:: Data ::
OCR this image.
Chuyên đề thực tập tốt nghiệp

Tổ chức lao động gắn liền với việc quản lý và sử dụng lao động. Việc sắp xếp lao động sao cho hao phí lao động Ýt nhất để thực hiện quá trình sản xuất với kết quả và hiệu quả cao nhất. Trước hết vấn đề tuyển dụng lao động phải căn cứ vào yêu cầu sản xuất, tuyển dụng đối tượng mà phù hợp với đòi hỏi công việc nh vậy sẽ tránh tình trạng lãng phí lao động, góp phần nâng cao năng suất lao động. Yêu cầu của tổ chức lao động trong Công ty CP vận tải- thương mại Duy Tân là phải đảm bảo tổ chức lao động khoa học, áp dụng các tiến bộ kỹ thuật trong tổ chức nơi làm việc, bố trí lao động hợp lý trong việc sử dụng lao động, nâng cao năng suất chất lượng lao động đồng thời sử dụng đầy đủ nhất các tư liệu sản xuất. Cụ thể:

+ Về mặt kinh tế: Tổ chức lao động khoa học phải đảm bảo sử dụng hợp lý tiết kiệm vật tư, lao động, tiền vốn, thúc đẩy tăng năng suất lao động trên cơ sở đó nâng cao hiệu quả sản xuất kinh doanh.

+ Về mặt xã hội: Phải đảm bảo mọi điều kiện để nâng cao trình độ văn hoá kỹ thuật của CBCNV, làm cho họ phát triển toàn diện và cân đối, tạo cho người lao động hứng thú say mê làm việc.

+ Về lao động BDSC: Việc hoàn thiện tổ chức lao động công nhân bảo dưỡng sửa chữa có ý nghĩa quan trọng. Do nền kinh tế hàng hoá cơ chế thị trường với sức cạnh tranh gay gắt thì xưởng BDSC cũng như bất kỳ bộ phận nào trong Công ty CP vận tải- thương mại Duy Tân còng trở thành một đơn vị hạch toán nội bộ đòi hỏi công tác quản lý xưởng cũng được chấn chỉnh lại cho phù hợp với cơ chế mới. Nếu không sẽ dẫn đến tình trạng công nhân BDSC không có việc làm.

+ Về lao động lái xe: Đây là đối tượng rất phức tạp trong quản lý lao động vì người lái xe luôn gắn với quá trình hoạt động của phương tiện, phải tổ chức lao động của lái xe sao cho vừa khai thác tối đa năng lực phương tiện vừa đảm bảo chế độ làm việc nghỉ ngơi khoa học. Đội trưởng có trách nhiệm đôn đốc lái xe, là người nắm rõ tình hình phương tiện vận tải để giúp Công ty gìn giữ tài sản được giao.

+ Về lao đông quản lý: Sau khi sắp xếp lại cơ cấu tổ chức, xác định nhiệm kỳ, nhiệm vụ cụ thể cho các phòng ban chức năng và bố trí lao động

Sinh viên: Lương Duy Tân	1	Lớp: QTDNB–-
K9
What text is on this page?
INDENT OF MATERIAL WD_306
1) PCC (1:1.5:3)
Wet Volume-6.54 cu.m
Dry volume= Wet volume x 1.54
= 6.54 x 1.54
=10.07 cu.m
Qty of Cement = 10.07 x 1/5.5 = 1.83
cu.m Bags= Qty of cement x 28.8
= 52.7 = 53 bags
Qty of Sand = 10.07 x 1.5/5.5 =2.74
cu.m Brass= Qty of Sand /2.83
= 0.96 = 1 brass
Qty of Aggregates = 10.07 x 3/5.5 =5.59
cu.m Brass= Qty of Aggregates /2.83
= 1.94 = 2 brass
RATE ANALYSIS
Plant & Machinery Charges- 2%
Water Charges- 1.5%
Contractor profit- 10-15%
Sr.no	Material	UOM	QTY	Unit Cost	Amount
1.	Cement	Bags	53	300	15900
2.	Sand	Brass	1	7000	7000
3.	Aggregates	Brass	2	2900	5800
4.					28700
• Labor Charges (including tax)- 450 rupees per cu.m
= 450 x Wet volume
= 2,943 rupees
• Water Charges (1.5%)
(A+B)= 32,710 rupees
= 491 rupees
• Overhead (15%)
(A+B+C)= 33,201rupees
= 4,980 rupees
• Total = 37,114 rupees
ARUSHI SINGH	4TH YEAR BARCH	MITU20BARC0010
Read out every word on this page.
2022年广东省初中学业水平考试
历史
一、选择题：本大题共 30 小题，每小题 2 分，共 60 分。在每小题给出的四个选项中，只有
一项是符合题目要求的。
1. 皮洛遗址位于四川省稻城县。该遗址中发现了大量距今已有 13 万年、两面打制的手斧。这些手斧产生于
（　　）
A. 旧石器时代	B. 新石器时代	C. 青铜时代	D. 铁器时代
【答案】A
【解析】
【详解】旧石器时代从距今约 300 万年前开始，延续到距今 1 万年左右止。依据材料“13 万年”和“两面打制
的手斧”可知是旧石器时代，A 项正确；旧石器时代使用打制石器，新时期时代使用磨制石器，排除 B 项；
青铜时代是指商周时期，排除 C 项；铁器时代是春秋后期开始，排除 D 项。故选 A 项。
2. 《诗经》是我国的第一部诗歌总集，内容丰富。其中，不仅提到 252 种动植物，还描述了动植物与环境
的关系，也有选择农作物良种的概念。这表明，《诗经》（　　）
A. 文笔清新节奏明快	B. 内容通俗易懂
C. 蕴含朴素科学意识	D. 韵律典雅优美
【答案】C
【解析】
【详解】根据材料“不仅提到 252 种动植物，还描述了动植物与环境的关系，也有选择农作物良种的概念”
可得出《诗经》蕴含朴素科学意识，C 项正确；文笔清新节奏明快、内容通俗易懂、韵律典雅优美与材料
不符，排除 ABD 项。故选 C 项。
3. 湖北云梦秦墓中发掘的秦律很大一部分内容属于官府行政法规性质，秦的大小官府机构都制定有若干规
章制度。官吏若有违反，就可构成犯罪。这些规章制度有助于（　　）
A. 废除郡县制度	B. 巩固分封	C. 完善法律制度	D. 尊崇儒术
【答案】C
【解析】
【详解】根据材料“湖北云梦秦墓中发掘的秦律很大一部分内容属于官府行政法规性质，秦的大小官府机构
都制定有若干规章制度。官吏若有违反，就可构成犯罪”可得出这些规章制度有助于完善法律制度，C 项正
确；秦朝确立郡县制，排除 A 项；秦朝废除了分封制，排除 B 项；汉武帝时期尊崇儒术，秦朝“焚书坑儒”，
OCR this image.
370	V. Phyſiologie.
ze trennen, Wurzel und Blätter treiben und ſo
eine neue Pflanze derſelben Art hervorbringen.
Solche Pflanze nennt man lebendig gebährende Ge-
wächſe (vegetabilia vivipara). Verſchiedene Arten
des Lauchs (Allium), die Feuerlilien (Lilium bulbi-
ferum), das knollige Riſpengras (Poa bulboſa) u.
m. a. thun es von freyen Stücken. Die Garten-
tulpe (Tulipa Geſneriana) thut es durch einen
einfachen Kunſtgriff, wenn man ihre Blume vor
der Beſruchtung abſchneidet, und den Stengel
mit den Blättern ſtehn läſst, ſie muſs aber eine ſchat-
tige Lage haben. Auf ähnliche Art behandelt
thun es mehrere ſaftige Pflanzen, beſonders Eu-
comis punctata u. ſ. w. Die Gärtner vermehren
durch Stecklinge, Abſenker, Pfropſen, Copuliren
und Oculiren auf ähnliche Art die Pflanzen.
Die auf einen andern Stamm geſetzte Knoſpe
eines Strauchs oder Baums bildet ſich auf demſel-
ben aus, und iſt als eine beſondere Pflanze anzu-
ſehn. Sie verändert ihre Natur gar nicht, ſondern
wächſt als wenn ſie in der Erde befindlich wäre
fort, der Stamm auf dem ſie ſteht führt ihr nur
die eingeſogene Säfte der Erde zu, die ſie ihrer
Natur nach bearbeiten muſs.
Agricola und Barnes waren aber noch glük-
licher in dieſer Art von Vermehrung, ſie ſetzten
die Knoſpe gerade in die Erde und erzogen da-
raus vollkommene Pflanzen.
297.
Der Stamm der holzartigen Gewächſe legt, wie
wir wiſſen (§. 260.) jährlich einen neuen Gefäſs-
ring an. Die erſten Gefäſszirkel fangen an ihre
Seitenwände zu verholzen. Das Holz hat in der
:::
→ **Your instructions**
From the data above, copy each line that has the string "根据材料".

→ **Response to this exercise**
【详解】根据材料“不仅提到 252 种动植物，还描述了动植物与环境的关系，也有选择农作物良种的概念”
【详解】根据材料“湖北云梦秦墓中发掘的秦律很大一部分内容属于官府行政法规性质，秦的大小官府机构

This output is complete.